### DATA SHOWN
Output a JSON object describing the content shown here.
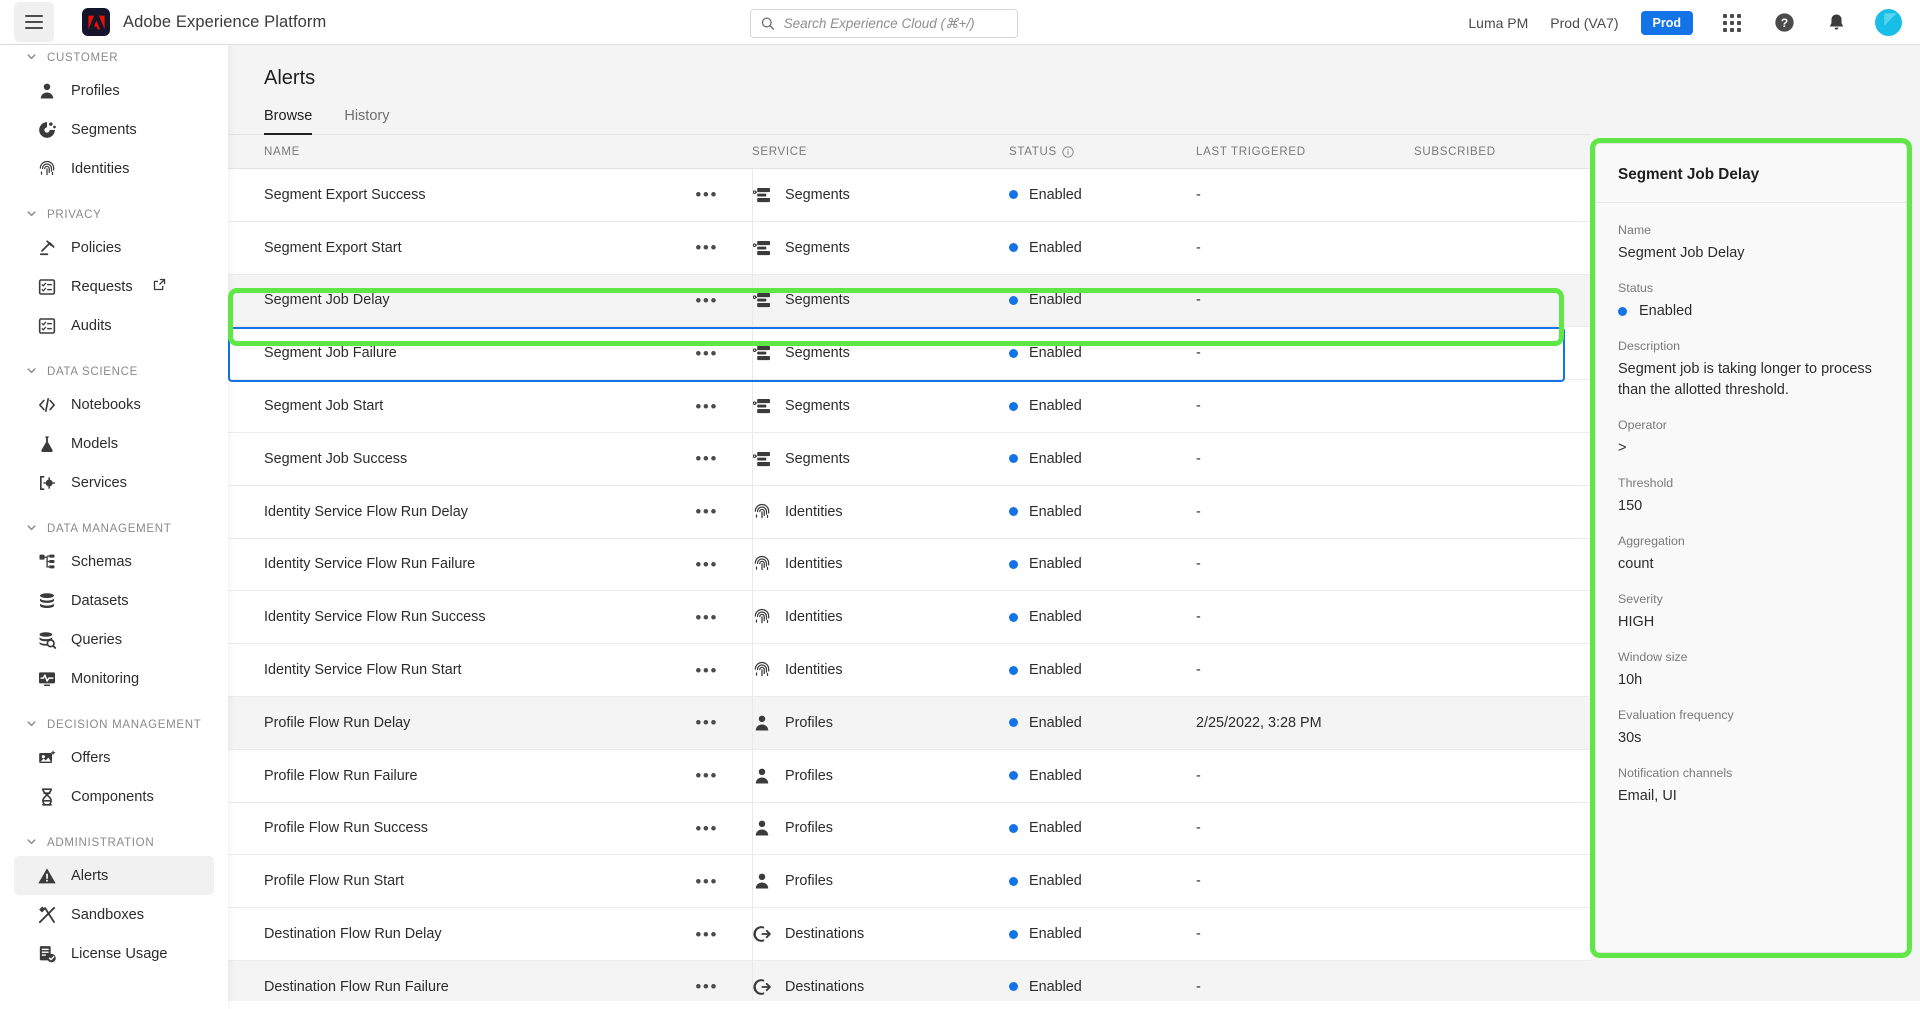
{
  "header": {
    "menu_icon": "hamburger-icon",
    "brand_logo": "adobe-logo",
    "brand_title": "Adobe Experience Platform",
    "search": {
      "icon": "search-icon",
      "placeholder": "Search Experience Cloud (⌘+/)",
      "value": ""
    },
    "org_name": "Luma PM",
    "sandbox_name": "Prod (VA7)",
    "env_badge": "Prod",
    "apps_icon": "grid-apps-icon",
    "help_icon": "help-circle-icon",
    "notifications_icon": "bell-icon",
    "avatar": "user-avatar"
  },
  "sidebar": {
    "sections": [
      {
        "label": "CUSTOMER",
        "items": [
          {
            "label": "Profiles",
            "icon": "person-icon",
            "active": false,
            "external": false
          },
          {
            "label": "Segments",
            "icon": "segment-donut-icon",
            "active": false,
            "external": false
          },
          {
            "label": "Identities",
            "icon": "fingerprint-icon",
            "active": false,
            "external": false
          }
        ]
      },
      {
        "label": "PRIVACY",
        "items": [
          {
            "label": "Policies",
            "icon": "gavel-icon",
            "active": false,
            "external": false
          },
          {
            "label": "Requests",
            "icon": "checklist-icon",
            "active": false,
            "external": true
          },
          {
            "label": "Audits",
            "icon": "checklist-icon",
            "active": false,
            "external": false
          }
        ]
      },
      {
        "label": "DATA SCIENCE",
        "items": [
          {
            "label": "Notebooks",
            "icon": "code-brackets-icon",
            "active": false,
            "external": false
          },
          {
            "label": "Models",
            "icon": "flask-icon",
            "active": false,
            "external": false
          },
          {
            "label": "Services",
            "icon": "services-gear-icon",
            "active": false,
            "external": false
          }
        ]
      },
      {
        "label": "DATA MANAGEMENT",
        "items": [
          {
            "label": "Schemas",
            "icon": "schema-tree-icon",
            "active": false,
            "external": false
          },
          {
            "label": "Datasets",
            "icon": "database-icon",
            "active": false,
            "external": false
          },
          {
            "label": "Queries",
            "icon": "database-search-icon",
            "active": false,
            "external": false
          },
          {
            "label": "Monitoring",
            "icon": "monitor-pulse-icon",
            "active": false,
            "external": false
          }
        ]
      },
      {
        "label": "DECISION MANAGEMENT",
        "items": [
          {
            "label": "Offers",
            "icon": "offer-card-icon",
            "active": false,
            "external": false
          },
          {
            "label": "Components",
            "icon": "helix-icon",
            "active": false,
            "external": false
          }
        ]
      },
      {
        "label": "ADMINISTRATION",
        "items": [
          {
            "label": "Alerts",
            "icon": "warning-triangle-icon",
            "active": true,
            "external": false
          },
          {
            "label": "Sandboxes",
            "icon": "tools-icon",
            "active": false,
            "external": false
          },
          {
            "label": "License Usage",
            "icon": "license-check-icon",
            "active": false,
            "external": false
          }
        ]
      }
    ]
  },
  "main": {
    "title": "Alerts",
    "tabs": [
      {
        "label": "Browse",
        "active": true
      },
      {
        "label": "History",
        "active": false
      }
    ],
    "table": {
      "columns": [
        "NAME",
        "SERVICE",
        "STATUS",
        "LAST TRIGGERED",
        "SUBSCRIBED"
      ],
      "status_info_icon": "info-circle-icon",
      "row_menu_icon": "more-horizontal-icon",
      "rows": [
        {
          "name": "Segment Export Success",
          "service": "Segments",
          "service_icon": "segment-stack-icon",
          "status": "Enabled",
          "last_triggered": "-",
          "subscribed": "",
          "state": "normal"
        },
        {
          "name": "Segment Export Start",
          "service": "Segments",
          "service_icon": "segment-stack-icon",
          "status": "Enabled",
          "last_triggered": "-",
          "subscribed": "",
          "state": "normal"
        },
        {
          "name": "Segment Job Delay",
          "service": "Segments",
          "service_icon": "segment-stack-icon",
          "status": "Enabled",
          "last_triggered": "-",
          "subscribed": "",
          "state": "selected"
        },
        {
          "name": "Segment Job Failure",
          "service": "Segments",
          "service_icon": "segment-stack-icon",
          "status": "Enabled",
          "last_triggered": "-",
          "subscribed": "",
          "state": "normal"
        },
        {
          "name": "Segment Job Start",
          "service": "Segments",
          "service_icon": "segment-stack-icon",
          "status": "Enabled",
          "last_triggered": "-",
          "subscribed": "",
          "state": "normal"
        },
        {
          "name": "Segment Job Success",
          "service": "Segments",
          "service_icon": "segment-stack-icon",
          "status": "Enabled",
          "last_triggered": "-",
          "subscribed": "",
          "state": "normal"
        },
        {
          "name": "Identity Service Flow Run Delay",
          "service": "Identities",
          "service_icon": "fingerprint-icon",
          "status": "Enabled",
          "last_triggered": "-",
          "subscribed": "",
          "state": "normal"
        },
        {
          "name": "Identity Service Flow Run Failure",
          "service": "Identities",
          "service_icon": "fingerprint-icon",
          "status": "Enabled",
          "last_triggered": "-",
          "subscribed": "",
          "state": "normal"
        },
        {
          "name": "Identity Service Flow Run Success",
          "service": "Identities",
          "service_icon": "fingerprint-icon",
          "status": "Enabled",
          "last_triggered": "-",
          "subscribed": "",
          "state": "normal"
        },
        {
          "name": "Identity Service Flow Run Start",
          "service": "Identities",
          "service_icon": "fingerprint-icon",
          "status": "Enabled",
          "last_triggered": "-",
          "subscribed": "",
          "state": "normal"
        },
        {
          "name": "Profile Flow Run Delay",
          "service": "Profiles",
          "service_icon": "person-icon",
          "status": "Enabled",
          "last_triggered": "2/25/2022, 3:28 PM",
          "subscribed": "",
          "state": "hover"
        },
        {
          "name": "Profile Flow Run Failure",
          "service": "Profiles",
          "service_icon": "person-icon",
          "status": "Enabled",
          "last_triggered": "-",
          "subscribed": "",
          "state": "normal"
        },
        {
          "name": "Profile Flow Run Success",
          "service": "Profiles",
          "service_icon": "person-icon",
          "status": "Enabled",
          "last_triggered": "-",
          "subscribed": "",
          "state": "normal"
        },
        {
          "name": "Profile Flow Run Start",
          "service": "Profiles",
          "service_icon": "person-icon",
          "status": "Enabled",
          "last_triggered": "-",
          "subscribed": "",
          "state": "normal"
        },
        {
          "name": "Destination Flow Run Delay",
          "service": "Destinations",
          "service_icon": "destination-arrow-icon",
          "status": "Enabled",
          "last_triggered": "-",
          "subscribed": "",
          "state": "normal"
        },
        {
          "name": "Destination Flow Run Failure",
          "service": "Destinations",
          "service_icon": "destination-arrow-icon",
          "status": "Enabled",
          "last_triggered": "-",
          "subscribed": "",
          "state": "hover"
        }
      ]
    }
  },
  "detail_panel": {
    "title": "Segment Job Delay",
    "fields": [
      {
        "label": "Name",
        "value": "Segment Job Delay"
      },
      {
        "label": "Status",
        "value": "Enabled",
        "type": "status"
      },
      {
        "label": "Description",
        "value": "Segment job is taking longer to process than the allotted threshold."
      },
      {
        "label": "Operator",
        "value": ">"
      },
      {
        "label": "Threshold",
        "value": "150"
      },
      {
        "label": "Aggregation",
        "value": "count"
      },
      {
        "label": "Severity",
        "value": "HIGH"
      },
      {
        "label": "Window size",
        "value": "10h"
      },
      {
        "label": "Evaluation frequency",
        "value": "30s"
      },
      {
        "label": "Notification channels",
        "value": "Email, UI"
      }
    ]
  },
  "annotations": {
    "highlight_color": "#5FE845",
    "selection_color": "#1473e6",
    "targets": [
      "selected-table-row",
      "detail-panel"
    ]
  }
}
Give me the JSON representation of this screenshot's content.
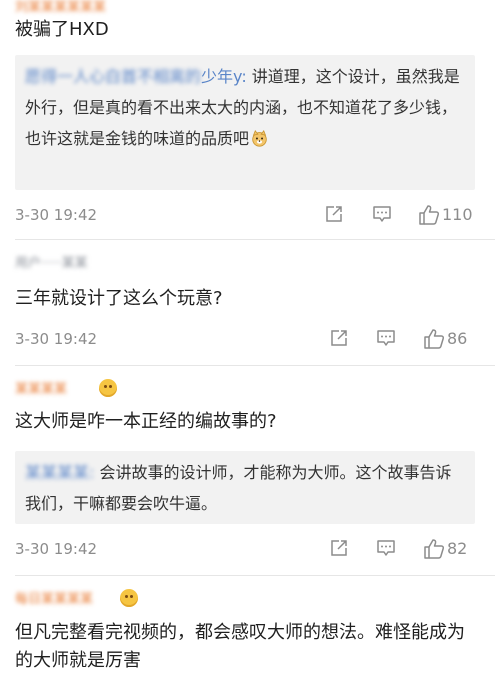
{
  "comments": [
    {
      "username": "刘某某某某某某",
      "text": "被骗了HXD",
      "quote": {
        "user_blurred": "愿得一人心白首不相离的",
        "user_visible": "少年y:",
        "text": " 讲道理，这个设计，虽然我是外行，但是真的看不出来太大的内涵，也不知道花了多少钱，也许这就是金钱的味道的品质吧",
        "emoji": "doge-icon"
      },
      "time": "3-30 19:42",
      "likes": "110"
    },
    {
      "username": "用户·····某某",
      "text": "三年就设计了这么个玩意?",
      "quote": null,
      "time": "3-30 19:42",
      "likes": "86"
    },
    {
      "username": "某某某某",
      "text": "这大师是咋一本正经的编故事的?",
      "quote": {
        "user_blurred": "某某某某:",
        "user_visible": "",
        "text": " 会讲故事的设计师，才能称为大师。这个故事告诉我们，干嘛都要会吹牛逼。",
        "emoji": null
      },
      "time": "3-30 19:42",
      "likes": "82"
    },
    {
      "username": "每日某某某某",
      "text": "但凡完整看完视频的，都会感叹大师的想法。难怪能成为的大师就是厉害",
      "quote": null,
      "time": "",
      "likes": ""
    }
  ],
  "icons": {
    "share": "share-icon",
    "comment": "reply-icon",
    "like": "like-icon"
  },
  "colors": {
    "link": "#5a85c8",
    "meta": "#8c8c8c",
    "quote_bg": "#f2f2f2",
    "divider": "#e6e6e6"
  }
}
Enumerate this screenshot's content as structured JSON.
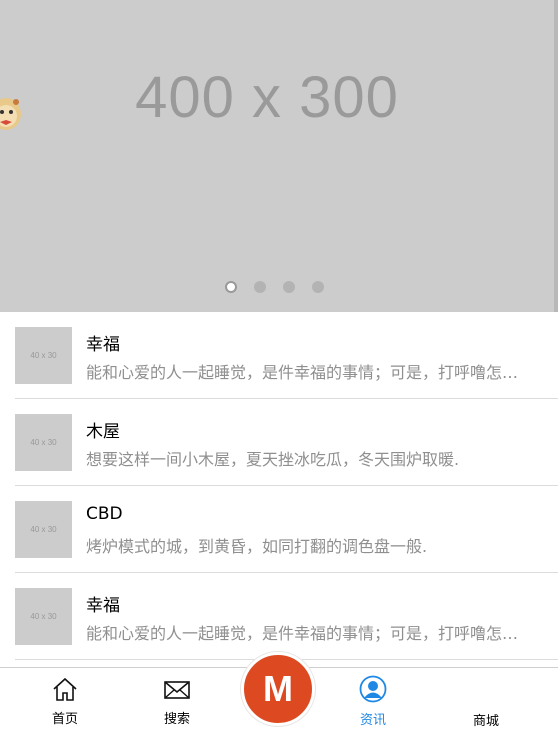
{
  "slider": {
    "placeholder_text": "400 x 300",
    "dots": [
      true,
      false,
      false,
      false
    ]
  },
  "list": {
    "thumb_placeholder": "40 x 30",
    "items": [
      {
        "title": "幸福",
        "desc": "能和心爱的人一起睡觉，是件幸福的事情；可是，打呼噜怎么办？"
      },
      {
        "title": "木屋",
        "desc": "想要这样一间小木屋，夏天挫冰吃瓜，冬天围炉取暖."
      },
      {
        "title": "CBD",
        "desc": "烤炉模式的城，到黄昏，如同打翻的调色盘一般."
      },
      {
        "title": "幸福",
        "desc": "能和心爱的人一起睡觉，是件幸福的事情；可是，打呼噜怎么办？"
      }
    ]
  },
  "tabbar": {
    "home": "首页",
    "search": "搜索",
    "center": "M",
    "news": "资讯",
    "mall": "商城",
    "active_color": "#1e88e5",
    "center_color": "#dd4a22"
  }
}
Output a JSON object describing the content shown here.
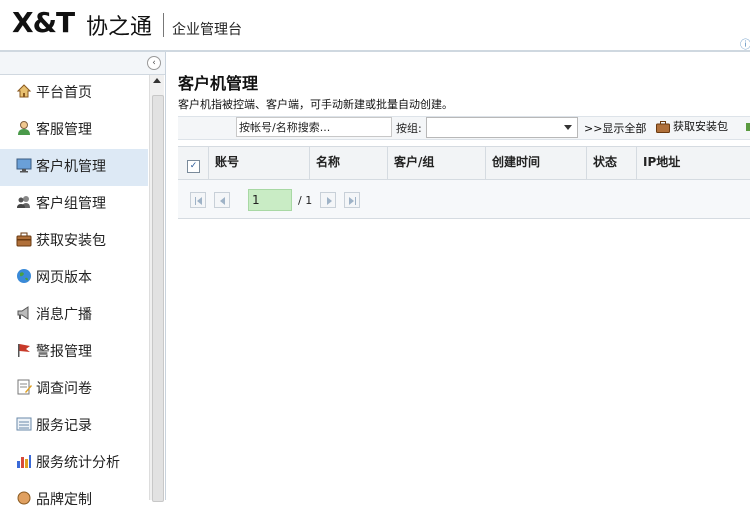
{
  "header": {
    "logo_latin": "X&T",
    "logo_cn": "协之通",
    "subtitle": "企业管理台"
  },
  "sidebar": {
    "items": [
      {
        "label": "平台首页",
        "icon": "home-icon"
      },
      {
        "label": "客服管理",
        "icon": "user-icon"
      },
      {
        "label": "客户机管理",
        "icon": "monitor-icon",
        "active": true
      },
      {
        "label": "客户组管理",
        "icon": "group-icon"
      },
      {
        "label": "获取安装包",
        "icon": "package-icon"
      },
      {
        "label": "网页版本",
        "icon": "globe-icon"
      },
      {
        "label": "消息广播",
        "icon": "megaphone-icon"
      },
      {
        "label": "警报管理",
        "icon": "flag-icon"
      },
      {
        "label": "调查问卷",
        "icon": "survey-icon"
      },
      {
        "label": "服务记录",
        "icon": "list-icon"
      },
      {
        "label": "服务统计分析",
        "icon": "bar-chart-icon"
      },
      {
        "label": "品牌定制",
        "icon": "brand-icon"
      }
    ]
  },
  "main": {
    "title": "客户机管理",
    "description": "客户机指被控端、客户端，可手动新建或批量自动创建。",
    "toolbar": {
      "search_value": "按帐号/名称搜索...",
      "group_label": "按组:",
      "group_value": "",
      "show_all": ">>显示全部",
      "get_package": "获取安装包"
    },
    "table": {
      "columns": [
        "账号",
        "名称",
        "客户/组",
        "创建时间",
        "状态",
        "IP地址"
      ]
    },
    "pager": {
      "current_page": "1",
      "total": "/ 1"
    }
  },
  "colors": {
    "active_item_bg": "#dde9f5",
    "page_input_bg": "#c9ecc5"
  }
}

### WRITTEN PROBLEM
List each line holding the string "Experience".

### SOLUTION TO THE PROBLEM
    "brand_title": "Adobe Experience Platform",
      "placeholder": "Search Experience Cloud (⌘+/)",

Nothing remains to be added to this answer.